## Exercise:
Quote every line of the data below as it stands, omitting pictures.

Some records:
···
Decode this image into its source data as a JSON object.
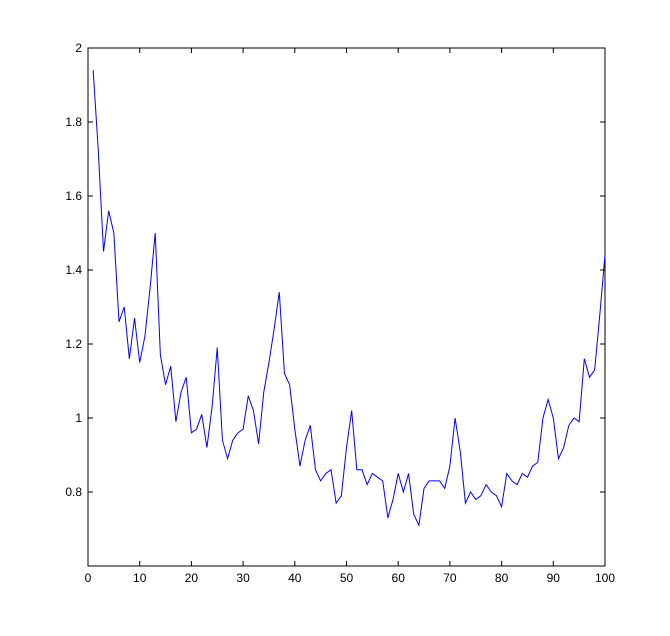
{
  "chart_data": {
    "type": "line",
    "x": [
      1,
      2,
      3,
      4,
      5,
      6,
      7,
      8,
      9,
      10,
      11,
      12,
      13,
      14,
      15,
      16,
      17,
      18,
      19,
      20,
      21,
      22,
      23,
      24,
      25,
      26,
      27,
      28,
      29,
      30,
      31,
      32,
      33,
      34,
      35,
      36,
      37,
      38,
      39,
      40,
      41,
      42,
      43,
      44,
      45,
      46,
      47,
      48,
      49,
      50,
      51,
      52,
      53,
      54,
      55,
      56,
      57,
      58,
      59,
      60,
      61,
      62,
      63,
      64,
      65,
      66,
      67,
      68,
      69,
      70,
      71,
      72,
      73,
      74,
      75,
      76,
      77,
      78,
      79,
      80,
      81,
      82,
      83,
      84,
      85,
      86,
      87,
      88,
      89,
      90,
      91,
      92,
      93,
      94,
      95,
      96,
      97,
      98,
      99,
      100
    ],
    "series": [
      {
        "color": "#0000ff",
        "values": [
          1.94,
          1.72,
          1.45,
          1.56,
          1.5,
          1.26,
          1.3,
          1.16,
          1.27,
          1.15,
          1.22,
          1.35,
          1.5,
          1.17,
          1.09,
          1.14,
          0.99,
          1.07,
          1.11,
          0.96,
          0.97,
          1.01,
          0.92,
          1.03,
          1.19,
          0.94,
          0.89,
          0.94,
          0.96,
          0.97,
          1.06,
          1.02,
          0.93,
          1.07,
          1.15,
          1.24,
          1.34,
          1.12,
          1.09,
          0.97,
          0.87,
          0.94,
          0.98,
          0.86,
          0.83,
          0.85,
          0.86,
          0.77,
          0.79,
          0.92,
          1.02,
          0.86,
          0.86,
          0.82,
          0.85,
          0.84,
          0.83,
          0.73,
          0.78,
          0.85,
          0.8,
          0.85,
          0.74,
          0.71,
          0.81,
          0.83,
          0.83,
          0.83,
          0.81,
          0.87,
          1.0,
          0.91,
          0.77,
          0.8,
          0.78,
          0.79,
          0.82,
          0.8,
          0.79,
          0.76,
          0.85,
          0.83,
          0.82,
          0.85,
          0.84,
          0.87,
          0.88,
          1.0,
          1.05,
          1.0,
          0.89,
          0.92,
          0.98,
          1.0,
          0.99,
          1.16,
          1.11,
          1.13,
          1.28,
          1.44
        ]
      }
    ],
    "xlim": [
      0,
      100
    ],
    "xticks": [
      0,
      10,
      20,
      30,
      40,
      50,
      60,
      70,
      80,
      90,
      100
    ],
    "ylim": [
      0.6,
      2
    ],
    "yticks": [
      0.8,
      1,
      1.2,
      1.4,
      1.6,
      1.8,
      2
    ]
  }
}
···
## Exercise response:
Decode this image into its source data as a JSON object.
{
  "chart_data": {
    "type": "line",
    "x": [
      1,
      2,
      3,
      4,
      5,
      6,
      7,
      8,
      9,
      10,
      11,
      12,
      13,
      14,
      15,
      16,
      17,
      18,
      19,
      20,
      21,
      22,
      23,
      24,
      25,
      26,
      27,
      28,
      29,
      30,
      31,
      32,
      33,
      34,
      35,
      36,
      37,
      38,
      39,
      40,
      41,
      42,
      43,
      44,
      45,
      46,
      47,
      48,
      49,
      50,
      51,
      52,
      53,
      54,
      55,
      56,
      57,
      58,
      59,
      60,
      61,
      62,
      63,
      64,
      65,
      66,
      67,
      68,
      69,
      70,
      71,
      72,
      73,
      74,
      75,
      76,
      77,
      78,
      79,
      80,
      81,
      82,
      83,
      84,
      85,
      86,
      87,
      88,
      89,
      90,
      91,
      92,
      93,
      94,
      95,
      96,
      97,
      98,
      99,
      100
    ],
    "series": [
      {
        "color": "#0000ff",
        "values": [
          1.94,
          1.72,
          1.45,
          1.56,
          1.5,
          1.26,
          1.3,
          1.16,
          1.27,
          1.15,
          1.22,
          1.35,
          1.5,
          1.17,
          1.09,
          1.14,
          0.99,
          1.07,
          1.11,
          0.96,
          0.97,
          1.01,
          0.92,
          1.03,
          1.19,
          0.94,
          0.89,
          0.94,
          0.96,
          0.97,
          1.06,
          1.02,
          0.93,
          1.07,
          1.15,
          1.24,
          1.34,
          1.12,
          1.09,
          0.97,
          0.87,
          0.94,
          0.98,
          0.86,
          0.83,
          0.85,
          0.86,
          0.77,
          0.79,
          0.92,
          1.02,
          0.86,
          0.86,
          0.82,
          0.85,
          0.84,
          0.83,
          0.73,
          0.78,
          0.85,
          0.8,
          0.85,
          0.74,
          0.71,
          0.81,
          0.83,
          0.83,
          0.83,
          0.81,
          0.87,
          1.0,
          0.91,
          0.77,
          0.8,
          0.78,
          0.79,
          0.82,
          0.8,
          0.79,
          0.76,
          0.85,
          0.83,
          0.82,
          0.85,
          0.84,
          0.87,
          0.88,
          1.0,
          1.05,
          1.0,
          0.89,
          0.92,
          0.98,
          1.0,
          0.99,
          1.16,
          1.11,
          1.13,
          1.28,
          1.44
        ]
      }
    ],
    "xlim": [
      0,
      100
    ],
    "xticks": [
      0,
      10,
      20,
      30,
      40,
      50,
      60,
      70,
      80,
      90,
      100
    ],
    "ylim": [
      0.6,
      2
    ],
    "yticks": [
      0.8,
      1,
      1.2,
      1.4,
      1.6,
      1.8,
      2
    ]
  }
}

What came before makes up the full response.